→ **DATA FOR PROCESSING**:
+++++

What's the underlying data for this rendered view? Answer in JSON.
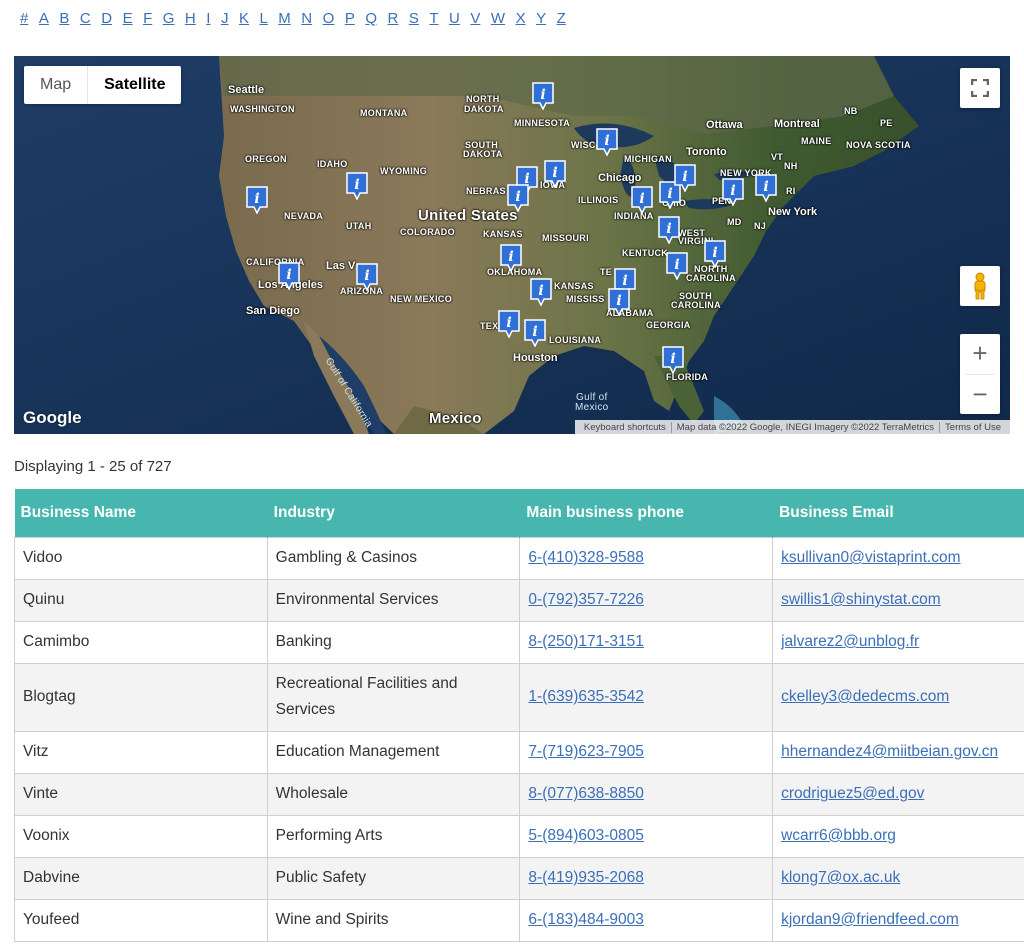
{
  "alphabet": [
    "#",
    "A",
    "B",
    "C",
    "D",
    "E",
    "F",
    "G",
    "H",
    "I",
    "J",
    "K",
    "L",
    "M",
    "N",
    "O",
    "P",
    "Q",
    "R",
    "S",
    "T",
    "U",
    "V",
    "W",
    "X",
    "Y",
    "Z"
  ],
  "map": {
    "type_options": [
      "Map",
      "Satellite"
    ],
    "selected_type": "Satellite",
    "logo": "Google",
    "attribution": [
      "Keyboard shortcuts",
      "Map data ©2022 Google, INEGI Imagery ©2022 TerraMetrics",
      "Terms of Use"
    ],
    "zoom_in": "+",
    "zoom_out": "−",
    "labels": {
      "seattle": "Seattle",
      "washington": "WASHINGTON",
      "montana": "MONTANA",
      "north_dakota_1": "NORTH",
      "north_dakota_2": "DAKOTA",
      "minnesota": "MINNESOTA",
      "ottawa": "Ottawa",
      "montreal": "Montreal",
      "nb": "NB",
      "pe": "PE",
      "maine": "MAINE",
      "nova_scotia": "NOVA SCOTIA",
      "oregon": "OREGON",
      "idaho": "IDAHO",
      "wyoming": "WYOMING",
      "south_dakota_1": "SOUTH",
      "south_dakota_2": "DAKOTA",
      "wisconsin": "WISC",
      "michigan": "MICHIGAN",
      "toronto": "Toronto",
      "new_york_state": "NEW YORK",
      "vt": "VT",
      "nh": "NH",
      "ri": "RI",
      "chicago": "Chicago",
      "nebraska": "NEBRAS",
      "iowa": "IOWA",
      "illinois": "ILLINOIS",
      "ohio": "OHIO",
      "pennsylvania": "PEN",
      "nevada": "NEVADA",
      "utah": "UTAH",
      "united_states": "United States",
      "colorado": "COLORADO",
      "indiana": "INDIANA",
      "md": "MD",
      "nj": "NJ",
      "new_york": "New York",
      "kansas": "KANSAS",
      "missouri": "MISSOURI",
      "kentucky": "KENTUCK",
      "west_virginia": "WEST",
      "virginia": "VIRGINI",
      "california": "CALIFORNIA",
      "las_vegas": "Las V",
      "oklahoma": "OKLAHOMA",
      "tennessee": "TE",
      "north_carolina_1": "NORTH",
      "north_carolina_2": "CAROLINA",
      "los_angeles": "Los Angeles",
      "arizona": "ARIZONA",
      "arkansas": "KANSAS",
      "new_mexico": "NEW MEXICO",
      "mississippi": "MISSISS",
      "south_carolina_1": "SOUTH",
      "south_carolina_2": "CAROLINA",
      "san_diego": "San Diego",
      "alabama": "ALABAMA",
      "georgia": "GEORGIA",
      "texas": "TEX",
      "louisiana": "LOUISIANA",
      "houston": "Houston",
      "florida": "FLORIDA",
      "gulf_of_california": "Gulf of California",
      "gulf_of_mexico_1": "Gulf of",
      "gulf_of_mexico_2": "Mexico",
      "mexico": "Mexico"
    },
    "pin_glyph": "i"
  },
  "listing": {
    "count_text": "Displaying 1 - 25 of 727",
    "columns": [
      "Business Name",
      "Industry",
      "Main business phone",
      "Business Email"
    ],
    "rows": [
      {
        "name": "Vidoo",
        "industry": "Gambling & Casinos",
        "phone": "6-(410)328-9588",
        "email": "ksullivan0@vistaprint.com"
      },
      {
        "name": "Quinu",
        "industry": "Environmental Services",
        "phone": "0-(792)357-7226",
        "email": "swillis1@shinystat.com"
      },
      {
        "name": "Camimbo",
        "industry": "Banking",
        "phone": "8-(250)171-3151",
        "email": "jalvarez2@unblog.fr"
      },
      {
        "name": "Blogtag",
        "industry": "Recreational Facilities and Services",
        "phone": "1-(639)635-3542",
        "email": "ckelley3@dedecms.com"
      },
      {
        "name": "Vitz",
        "industry": "Education Management",
        "phone": "7-(719)623-7905",
        "email": "hhernandez4@miitbeian.gov.cn"
      },
      {
        "name": "Vinte",
        "industry": "Wholesale",
        "phone": "8-(077)638-8850",
        "email": "crodriguez5@ed.gov"
      },
      {
        "name": "Voonix",
        "industry": "Performing Arts",
        "phone": "5-(894)603-0805",
        "email": "wcarr6@bbb.org"
      },
      {
        "name": "Dabvine",
        "industry": "Public Safety",
        "phone": "8-(419)935-2068",
        "email": "klong7@ox.ac.uk"
      },
      {
        "name": "Youfeed",
        "industry": "Wine and Spirits",
        "phone": "6-(183)484-9003",
        "email": "kjordan9@friendfeed.com"
      }
    ]
  }
}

+++++

→ **INSTRUCTIONS TO FOLLOW**:
Leave the pictures out and print the records above exactly as they stand.

→ **COMPLETE OUTPUT**:
What's the underlying data for this rendered view? Answer in JSON.
{
  "alphabet": [
    "#",
    "A",
    "B",
    "C",
    "D",
    "E",
    "F",
    "G",
    "H",
    "I",
    "J",
    "K",
    "L",
    "M",
    "N",
    "O",
    "P",
    "Q",
    "R",
    "S",
    "T",
    "U",
    "V",
    "W",
    "X",
    "Y",
    "Z"
  ],
  "map": {
    "type_options": [
      "Map",
      "Satellite"
    ],
    "selected_type": "Satellite",
    "logo": "Google",
    "attribution": [
      "Keyboard shortcuts",
      "Map data ©2022 Google, INEGI Imagery ©2022 TerraMetrics",
      "Terms of Use"
    ],
    "zoom_in": "+",
    "zoom_out": "−",
    "labels": {
      "seattle": "Seattle",
      "washington": "WASHINGTON",
      "montana": "MONTANA",
      "north_dakota_1": "NORTH",
      "north_dakota_2": "DAKOTA",
      "minnesota": "MINNESOTA",
      "ottawa": "Ottawa",
      "montreal": "Montreal",
      "nb": "NB",
      "pe": "PE",
      "maine": "MAINE",
      "nova_scotia": "NOVA SCOTIA",
      "oregon": "OREGON",
      "idaho": "IDAHO",
      "wyoming": "WYOMING",
      "south_dakota_1": "SOUTH",
      "south_dakota_2": "DAKOTA",
      "wisconsin": "WISC",
      "michigan": "MICHIGAN",
      "toronto": "Toronto",
      "new_york_state": "NEW YORK",
      "vt": "VT",
      "nh": "NH",
      "ri": "RI",
      "chicago": "Chicago",
      "nebraska": "NEBRAS",
      "iowa": "IOWA",
      "illinois": "ILLINOIS",
      "ohio": "OHIO",
      "pennsylvania": "PEN",
      "nevada": "NEVADA",
      "utah": "UTAH",
      "united_states": "United States",
      "colorado": "COLORADO",
      "indiana": "INDIANA",
      "md": "MD",
      "nj": "NJ",
      "new_york": "New York",
      "kansas": "KANSAS",
      "missouri": "MISSOURI",
      "kentucky": "KENTUCK",
      "west_virginia": "WEST",
      "virginia": "VIRGINI",
      "california": "CALIFORNIA",
      "las_vegas": "Las V",
      "oklahoma": "OKLAHOMA",
      "tennessee": "TE",
      "north_carolina_1": "NORTH",
      "north_carolina_2": "CAROLINA",
      "los_angeles": "Los Angeles",
      "arizona": "ARIZONA",
      "arkansas": "KANSAS",
      "new_mexico": "NEW MEXICO",
      "mississippi": "MISSISS",
      "south_carolina_1": "SOUTH",
      "south_carolina_2": "CAROLINA",
      "san_diego": "San Diego",
      "alabama": "ALABAMA",
      "georgia": "GEORGIA",
      "texas": "TEX",
      "louisiana": "LOUISIANA",
      "houston": "Houston",
      "florida": "FLORIDA",
      "gulf_of_california": "Gulf of California",
      "gulf_of_mexico_1": "Gulf of",
      "gulf_of_mexico_2": "Mexico",
      "mexico": "Mexico"
    },
    "pin_glyph": "i"
  },
  "listing": {
    "count_text": "Displaying 1 - 25 of 727",
    "columns": [
      "Business Name",
      "Industry",
      "Main business phone",
      "Business Email"
    ],
    "rows": [
      {
        "name": "Vidoo",
        "industry": "Gambling & Casinos",
        "phone": "6-(410)328-9588",
        "email": "ksullivan0@vistaprint.com"
      },
      {
        "name": "Quinu",
        "industry": "Environmental Services",
        "phone": "0-(792)357-7226",
        "email": "swillis1@shinystat.com"
      },
      {
        "name": "Camimbo",
        "industry": "Banking",
        "phone": "8-(250)171-3151",
        "email": "jalvarez2@unblog.fr"
      },
      {
        "name": "Blogtag",
        "industry": "Recreational Facilities and Services",
        "phone": "1-(639)635-3542",
        "email": "ckelley3@dedecms.com"
      },
      {
        "name": "Vitz",
        "industry": "Education Management",
        "phone": "7-(719)623-7905",
        "email": "hhernandez4@miitbeian.gov.cn"
      },
      {
        "name": "Vinte",
        "industry": "Wholesale",
        "phone": "8-(077)638-8850",
        "email": "crodriguez5@ed.gov"
      },
      {
        "name": "Voonix",
        "industry": "Performing Arts",
        "phone": "5-(894)603-0805",
        "email": "wcarr6@bbb.org"
      },
      {
        "name": "Dabvine",
        "industry": "Public Safety",
        "phone": "8-(419)935-2068",
        "email": "klong7@ox.ac.uk"
      },
      {
        "name": "Youfeed",
        "industry": "Wine and Spirits",
        "phone": "6-(183)484-9003",
        "email": "kjordan9@friendfeed.com"
      }
    ]
  }
}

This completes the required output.